▶ [Passage]:
Can YOU be manipulated?
Do you think you should be?
Do you always know if you are?
Can you manipulate others?
What do YOU think?
Why do you think you behave as you do? Is it always the same?
Perhaps it is because one of your parents behaved like that, or it was someone you admired, or even disliked!
Have you ever acted ‘out of character’? Or only when you’ve been to the pub?
Have you got home and wondered why you bought something, lost your temper and don’t know why, done something unusual or ridiculous – for you?
We all behave differently in different circumstances. The person who is hyper-serious at work may be a comic in private. They could be mean and miserable, yet a super-parent or spouse, or mean at home and jovial elsewhere.
Would you ever go to see a stage show of hypnosis? Would you go up on stage?
Would you go to a hypnotherapist if you had a problem, or a habit you wanted to break?
Do you feel you know more about yourself than anyone else does? Maybe your best mate knows you better than you know yourself.
Are there people you would trust with your life? Or let them persuade you to take a risk?

▶ [Your task]: Extend the passage about manipulation and behavior by writing what comes after its last sentence. The lines that come after this have nothing to do with what you are asked to do.

▶ [Material provided]:
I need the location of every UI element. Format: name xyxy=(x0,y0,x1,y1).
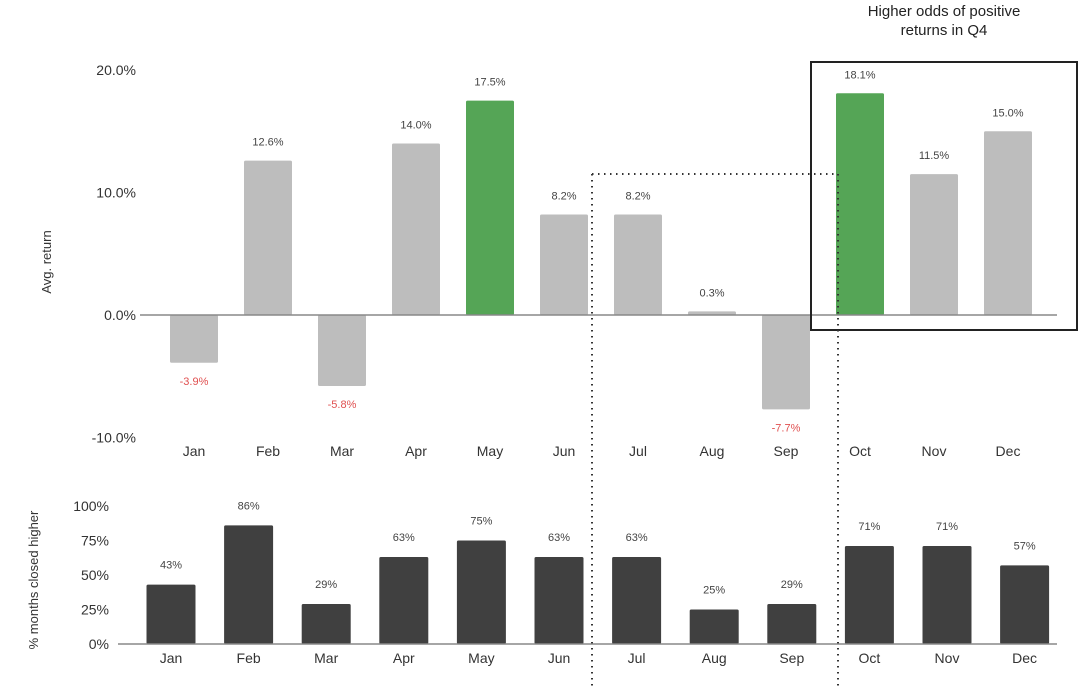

▶ [Answer for this exercise]:
Could a stranger reach those hidden depths, by inspired guesswork or manipulation?
Do people get caught up in the heat of the moment, or in a group or crowd?
Would you join a cult or movement? What is one anyway?
In-Character/ Out-of-Character
Do you think politicians can put spin on things and make a difference?
Can you see the spin coming and deflect it?
Have you honestly never been influenced?
Do you think you can be manipulated?
Do you think you can manipulate others?
How do you think it works!
Can one ‘manipulate oneself’ to change behaviour etc?
How might that work?
Have you done it?
Make up a questionnaire for yourself or other people – you may be surprised at some of the answers
Are you an independent thinker?
Do you believe in character profiling?
Do you believe in astrological types?
Can you pigeonhole a person’s behaviour for all circumstances?
Does stress make a difference?
What effect might stereotyping or labelling have on you? Or on someone else?
Is it fair?
Can you copy someone’s behaviour?
Can you influence someone?
Do others colour your moods?
Do you believe in ghosts?
Do you believe in ESP?
Do you believe in past lives?
Are people responsible for all their actions?
Is there such a thing as ‘normal?
Any other questions?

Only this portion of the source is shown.